● DATA IN THIS EXERCISE:

◆ ◆ ◆

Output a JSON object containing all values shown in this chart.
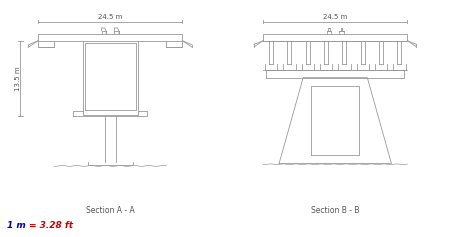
{
  "section_a_label": "Section A - A",
  "section_b_label": "Section B - B",
  "dim_label_width": "24.5 m",
  "dim_label_height": "13.5 m",
  "note_1m": "1 m",
  "note_eq": " = ",
  "note_ft": "3.28 ft",
  "note_color_1m": "#0000bb",
  "note_color_eq": "#000000",
  "note_color_ft": "#cc0000",
  "bg_color": "#ffffff",
  "line_color": "#999999",
  "line_width": 0.6,
  "label_color": "#555555",
  "label_fontsize": 5
}
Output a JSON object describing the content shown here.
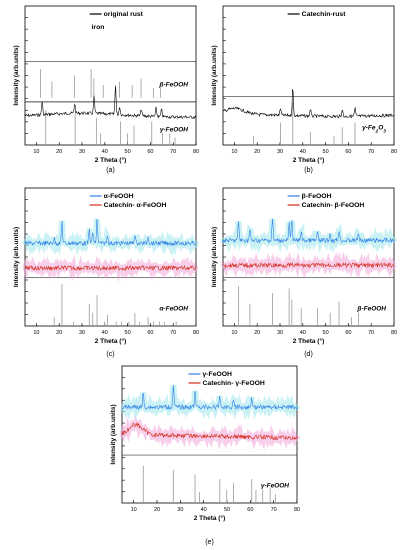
{
  "figure": {
    "panels": [
      {
        "id": "a",
        "caption": "(a)",
        "ylabel": "Intensity (arb.units)",
        "xlabel": "2 Theta (°)",
        "xticks": [
          10,
          20,
          30,
          40,
          50,
          60,
          70,
          80
        ]
      },
      {
        "id": "b",
        "caption": "(b)",
        "ylabel": "Intensity (arb.units)",
        "xlabel": "2 Theta (°)",
        "xticks": [
          10,
          20,
          30,
          40,
          50,
          60,
          70,
          80
        ]
      },
      {
        "id": "c",
        "caption": "(c)",
        "ylabel": "Intensity (arb.units)",
        "xlabel": "2 Theta (°)",
        "xticks": [
          10,
          20,
          30,
          40,
          50,
          60,
          70,
          80
        ]
      },
      {
        "id": "d",
        "caption": "(d)",
        "ylabel": "Intensity (arb.units)",
        "xlabel": "2 Theta (°)",
        "xticks": [
          10,
          20,
          30,
          40,
          50,
          60,
          70,
          80
        ]
      },
      {
        "id": "e",
        "caption": "(e)",
        "ylabel": "Intensity (arb.units)",
        "xlabel": "2 Theta (°)",
        "xticks": [
          10,
          20,
          30,
          40,
          50,
          60,
          70,
          80
        ]
      }
    ]
  },
  "chart_data": [
    {
      "type": "line",
      "panel": "a",
      "xlabel": "2 Theta (°)",
      "ylabel": "Intensity (arb.units)",
      "xlim": [
        5,
        80
      ],
      "legend": [
        "original rust"
      ],
      "annotations": [
        "iron"
      ],
      "series": [
        {
          "name": "original rust",
          "color": "#000000",
          "baseline": 0.8,
          "peaks": [
            [
              12.5,
              0.1
            ],
            [
              26.8,
              0.07
            ],
            [
              35.3,
              0.12
            ],
            [
              44.7,
              0.22
            ],
            [
              46.5,
              0.06
            ],
            [
              56.0,
              0.05
            ],
            [
              62.5,
              0.06
            ],
            [
              64.9,
              0.05
            ]
          ]
        }
      ],
      "references": [
        {
          "name": "β-FeOOH",
          "peaks": [
            [
              11.8,
              0.9
            ],
            [
              16.8,
              0.5
            ],
            [
              26.7,
              0.7
            ],
            [
              34.0,
              0.9
            ],
            [
              35.2,
              0.6
            ],
            [
              39.3,
              0.4
            ],
            [
              46.4,
              0.5
            ],
            [
              52.0,
              0.4
            ],
            [
              55.9,
              0.6
            ],
            [
              61.3,
              0.3
            ],
            [
              64.4,
              0.3
            ]
          ]
        },
        {
          "name": "γ-FeOOH",
          "peaks": [
            [
              14.1,
              0.9
            ],
            [
              27.0,
              0.8
            ],
            [
              36.3,
              0.7
            ],
            [
              38.2,
              0.3
            ],
            [
              46.9,
              0.6
            ],
            [
              49.9,
              0.3
            ],
            [
              52.8,
              0.5
            ],
            [
              60.6,
              0.6
            ],
            [
              65.3,
              0.3
            ],
            [
              68.5,
              0.3
            ],
            [
              70.8,
              0.2
            ]
          ]
        }
      ]
    },
    {
      "type": "line",
      "panel": "b",
      "xlabel": "2 Theta (°)",
      "ylabel": "Intensity (arb.units)",
      "xlim": [
        5,
        80
      ],
      "legend": [
        "Catechin-rust"
      ],
      "series": [
        {
          "name": "Catechin-rust",
          "color": "#000000",
          "baseline": 0.78,
          "peaks": [
            [
              30.2,
              0.05
            ],
            [
              35.6,
              0.2
            ],
            [
              43.3,
              0.05
            ],
            [
              57.3,
              0.05
            ],
            [
              62.9,
              0.06
            ]
          ]
        }
      ],
      "references": [
        {
          "name": "γ-Fe2O3",
          "peaks": [
            [
              18.4,
              0.2
            ],
            [
              30.2,
              0.5
            ],
            [
              35.6,
              0.95
            ],
            [
              43.3,
              0.3
            ],
            [
              53.7,
              0.2
            ],
            [
              57.3,
              0.4
            ],
            [
              62.9,
              0.5
            ]
          ]
        }
      ]
    },
    {
      "type": "line",
      "panel": "c",
      "xlabel": "2 Theta (°)",
      "ylabel": "Intensity (arb.units)",
      "xlim": [
        5,
        80
      ],
      "legend": [
        "α-FeOOH",
        "Catechin- α-FeOOH"
      ],
      "series": [
        {
          "name": "α-FeOOH",
          "color": "#2f7fe6",
          "baseline": 0.4,
          "peaks": [
            [
              17.8,
              0.04
            ],
            [
              21.2,
              0.16
            ],
            [
              33.2,
              0.1
            ],
            [
              34.7,
              0.08
            ],
            [
              36.6,
              0.18
            ],
            [
              41.2,
              0.06
            ],
            [
              53.2,
              0.07
            ],
            [
              59.0,
              0.05
            ]
          ]
        },
        {
          "name": "Catechin- α-FeOOH",
          "color": "#d42a1c",
          "baseline": 0.58,
          "peaks": []
        }
      ],
      "references": [
        {
          "name": "α-FeOOH",
          "peaks": [
            [
              17.8,
              0.2
            ],
            [
              21.2,
              0.95
            ],
            [
              26.3,
              0.1
            ],
            [
              33.2,
              0.5
            ],
            [
              34.7,
              0.3
            ],
            [
              36.6,
              0.7
            ],
            [
              39.9,
              0.1
            ],
            [
              41.2,
              0.25
            ],
            [
              45.0,
              0.1
            ],
            [
              47.3,
              0.1
            ],
            [
              50.6,
              0.1
            ],
            [
              53.2,
              0.3
            ],
            [
              55.3,
              0.1
            ],
            [
              59.0,
              0.2
            ],
            [
              61.3,
              0.1
            ],
            [
              63.9,
              0.1
            ],
            [
              66.1,
              0.1
            ],
            [
              71.3,
              0.1
            ]
          ]
        }
      ]
    },
    {
      "type": "line",
      "panel": "d",
      "xlabel": "2 Theta (°)",
      "ylabel": "Intensity (arb.units)",
      "xlim": [
        5,
        80
      ],
      "legend": [
        "β-FeOOH",
        "Catechin- β-FeOOH"
      ],
      "series": [
        {
          "name": "β-FeOOH",
          "color": "#2f7fe6",
          "baseline": 0.38,
          "peaks": [
            [
              11.8,
              0.14
            ],
            [
              16.8,
              0.08
            ],
            [
              26.7,
              0.16
            ],
            [
              34.0,
              0.12
            ],
            [
              35.2,
              0.16
            ],
            [
              39.3,
              0.07
            ],
            [
              46.4,
              0.06
            ],
            [
              52.0,
              0.05
            ],
            [
              55.9,
              0.08
            ],
            [
              64.4,
              0.05
            ]
          ]
        },
        {
          "name": "Catechin- β-FeOOH",
          "color": "#d42a1c",
          "baseline": 0.56,
          "peaks": []
        }
      ],
      "references": [
        {
          "name": "β-FeOOH",
          "peaks": [
            [
              11.8,
              0.9
            ],
            [
              16.8,
              0.5
            ],
            [
              26.7,
              0.75
            ],
            [
              34.0,
              0.85
            ],
            [
              35.2,
              0.6
            ],
            [
              39.3,
              0.4
            ],
            [
              46.4,
              0.4
            ],
            [
              52.0,
              0.3
            ],
            [
              55.9,
              0.55
            ],
            [
              61.3,
              0.2
            ],
            [
              64.4,
              0.3
            ]
          ]
        }
      ]
    },
    {
      "type": "line",
      "panel": "e",
      "xlabel": "2 Theta (°)",
      "ylabel": "Intensity (arb.units)",
      "xlim": [
        5,
        80
      ],
      "legend": [
        "γ-FeOOH",
        "Catechin- γ-FeOOH"
      ],
      "series": [
        {
          "name": "γ-FeOOH",
          "color": "#2f7fe6",
          "baseline": 0.3,
          "peaks": [
            [
              14.1,
              0.1
            ],
            [
              27.0,
              0.16
            ],
            [
              36.3,
              0.12
            ],
            [
              46.9,
              0.08
            ],
            [
              52.8,
              0.06
            ],
            [
              60.6,
              0.07
            ]
          ]
        },
        {
          "name": "Catechin- γ-FeOOH",
          "color": "#d42a1c",
          "baseline": 0.5,
          "hump": true,
          "peaks": []
        }
      ],
      "references": [
        {
          "name": "γ-FeOOH",
          "peaks": [
            [
              14.1,
              0.85
            ],
            [
              27.0,
              0.75
            ],
            [
              36.3,
              0.65
            ],
            [
              38.2,
              0.25
            ],
            [
              46.9,
              0.55
            ],
            [
              49.9,
              0.3
            ],
            [
              52.8,
              0.45
            ],
            [
              60.6,
              0.55
            ],
            [
              62.4,
              0.3
            ],
            [
              65.3,
              0.3
            ],
            [
              68.5,
              0.35
            ],
            [
              70.8,
              0.2
            ]
          ]
        }
      ]
    }
  ]
}
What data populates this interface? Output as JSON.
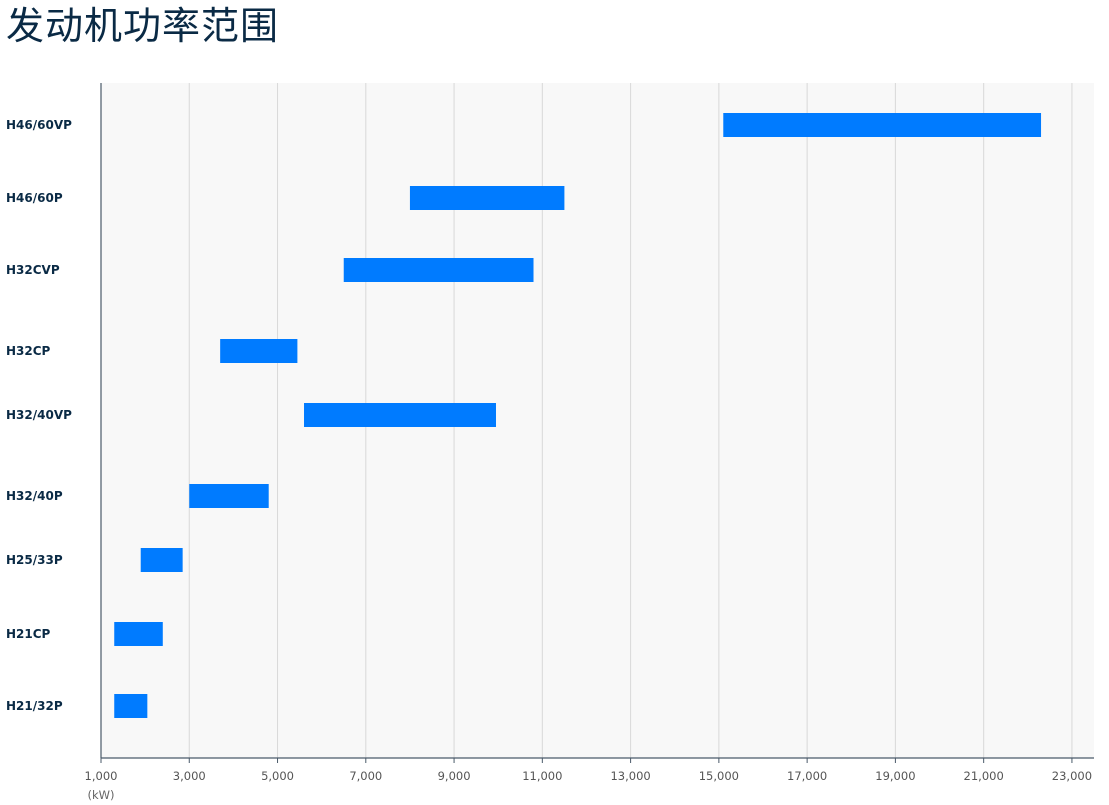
{
  "page": {
    "title": "发动机功率范围"
  },
  "chart_data": {
    "type": "bar",
    "orientation": "horizontal-range",
    "categories": [
      "H46/60VP",
      "H46/60P",
      "H32CVP",
      "H32CP",
      "H32/40VP",
      "H32/40P",
      "H25/33P",
      "H21CP",
      "H21/32P"
    ],
    "ranges": [
      [
        15100,
        22300
      ],
      [
        8000,
        11500
      ],
      [
        6500,
        10800
      ],
      [
        3700,
        5450
      ],
      [
        5600,
        9950
      ],
      [
        3000,
        4800
      ],
      [
        1900,
        2850
      ],
      [
        1300,
        2400
      ],
      [
        1300,
        2050
      ]
    ],
    "xlim": [
      1000,
      23500
    ],
    "xticks": [
      1000,
      3000,
      5000,
      7000,
      9000,
      11000,
      13000,
      15000,
      17000,
      19000,
      21000,
      23000
    ],
    "xtick_labels": [
      "1,000",
      "3,000",
      "5,000",
      "7,000",
      "9,000",
      "11,000",
      "13,000",
      "15,000",
      "17,000",
      "19,000",
      "21,000",
      "23,000"
    ],
    "xunit": "(kW)",
    "grid": "vertical",
    "bar_color": "#007bff",
    "plot_background": "#f8f8f8"
  }
}
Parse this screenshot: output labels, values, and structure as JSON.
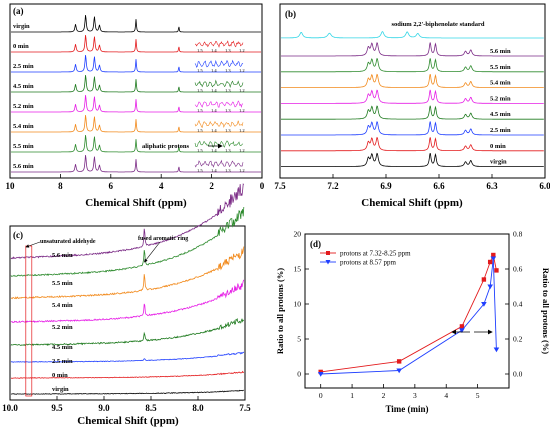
{
  "chart_data": [
    {
      "type": "line",
      "panel_label": "(a)",
      "xlabel": "Chemical Shift (ppm)",
      "ylabel": "",
      "xlim": [
        10,
        0
      ],
      "x_ticks": [
        "10",
        "8",
        "6",
        "4",
        "2",
        "0"
      ],
      "series": [
        {
          "name": "5.6 min",
          "color": "#7b2b86"
        },
        {
          "name": "5.5 min",
          "color": "#2e8b2e"
        },
        {
          "name": "5.4 min",
          "color": "#f28a1c"
        },
        {
          "name": "5.2 min",
          "color": "#e61ee6"
        },
        {
          "name": "4.5 min",
          "color": "#1e7a1e"
        },
        {
          "name": "2.5 min",
          "color": "#1f3fff"
        },
        {
          "name": "0 min",
          "color": "#e31a1c"
        },
        {
          "name": "virgin",
          "color": "#000000"
        }
      ],
      "peaks_ppm": [
        7.4,
        7.0,
        6.65,
        6.45,
        5.0,
        3.3
      ],
      "inset_ticks": [
        "1.5",
        "1.4",
        "1.3",
        "1.2"
      ],
      "annotation": "aliphatic protons"
    },
    {
      "type": "line",
      "panel_label": "(b)",
      "xlabel": "Chemical Shift (ppm)",
      "ylabel": "",
      "xlim": [
        7.5,
        6.0
      ],
      "x_ticks": [
        "7.5",
        "7.2",
        "6.9",
        "6.6",
        "6.3",
        "6.0"
      ],
      "series": [
        {
          "name": "sodium 2,2'-biphenolate standard",
          "color": "#33d6e6"
        },
        {
          "name": "5.6 min",
          "color": "#7b2b86"
        },
        {
          "name": "5.5 min",
          "color": "#2e8b2e"
        },
        {
          "name": "5.4 min",
          "color": "#f28a1c"
        },
        {
          "name": "5.2 min",
          "color": "#e61ee6"
        },
        {
          "name": "4.5 min",
          "color": "#1e7a1e"
        },
        {
          "name": "2.5 min",
          "color": "#1f3fff"
        },
        {
          "name": "0 min",
          "color": "#e31a1c"
        },
        {
          "name": "virgin",
          "color": "#000000"
        }
      ],
      "peaks_ppm": [
        7.0,
        6.95,
        6.65,
        6.62,
        6.42
      ]
    },
    {
      "type": "line",
      "panel_label": "(c)",
      "xlabel": "Chemical Shift (ppm)",
      "ylabel": "",
      "xlim": [
        10.0,
        7.5
      ],
      "x_ticks": [
        "10.0",
        "9.5",
        "9.0",
        "8.5",
        "8.0",
        "7.5"
      ],
      "series": [
        {
          "name": "5.6 min",
          "color": "#7b2b86"
        },
        {
          "name": "5.5 min",
          "color": "#2e8b2e"
        },
        {
          "name": "5.4 min",
          "color": "#f28a1c"
        },
        {
          "name": "5.2 min",
          "color": "#e61ee6"
        },
        {
          "name": "4.5 min",
          "color": "#1e7a1e"
        },
        {
          "name": "2.5 min",
          "color": "#1f3fff"
        },
        {
          "name": "0 min",
          "color": "#e31a1c"
        },
        {
          "name": "virgin",
          "color": "#000000"
        }
      ],
      "annotations": [
        "unsaturated aldehyde",
        "fused aromatic ring"
      ],
      "aldehyde_ppm": 9.8,
      "fused_ring_ppm": 8.57
    },
    {
      "type": "line",
      "panel_label": "(d)",
      "xlabel": "Time (min)",
      "ylabel": "Ratio to all protons (%)",
      "y2label": "Ratio to all protons (%)",
      "xlim": [
        -0.5,
        6
      ],
      "ylim": [
        -2,
        20
      ],
      "y2lim": [
        -0.08,
        0.8
      ],
      "x_ticks": [
        0,
        1,
        2,
        3,
        4,
        5
      ],
      "y_ticks": [
        0,
        5,
        10,
        15,
        20
      ],
      "y2_ticks": [
        0.0,
        0.2,
        0.4,
        0.6,
        0.8
      ],
      "y2_tick_labels": [
        "0.0",
        "0.2",
        "0.4",
        "0.6",
        "0.8"
      ],
      "series": [
        {
          "name": "protons at 7.32-8.25 ppm",
          "axis": "left",
          "color": "#e31a1c",
          "marker": "square",
          "x": [
            0,
            2.5,
            4.5,
            5.2,
            5.4,
            5.5,
            5.6
          ],
          "y": [
            0.3,
            1.8,
            6.8,
            13.5,
            16.0,
            17.0,
            14.8
          ]
        },
        {
          "name": "protons at 8.57 ppm",
          "axis": "right",
          "color": "#1f3fff",
          "marker": "triangle-down",
          "x": [
            0,
            2.5,
            4.5,
            5.2,
            5.4,
            5.5,
            5.6
          ],
          "y": [
            0.0,
            0.02,
            0.25,
            0.4,
            0.5,
            0.66,
            0.14
          ]
        }
      ],
      "legend_position": "top-left"
    }
  ]
}
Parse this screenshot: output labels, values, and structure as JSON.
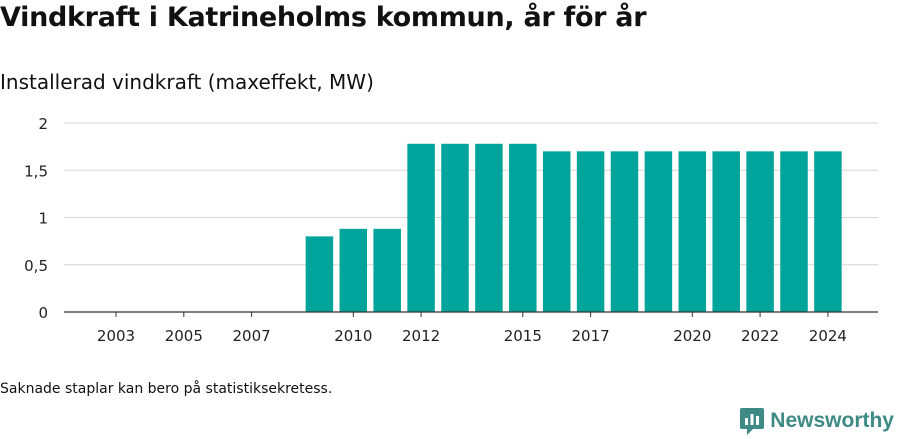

◆ ◆ ◆

● EXERCISE:
Filter for "protons". Return all lines that hold it.

● IN RESPONSE:
      "annotation": "aliphatic protons"
      "ylabel": "Ratio to all protons (%)",
      "y2label": "Ratio to all protons (%)",
          "name": "protons at 7.32-8.25 ppm",
          "name": "protons at 8.57 ppm",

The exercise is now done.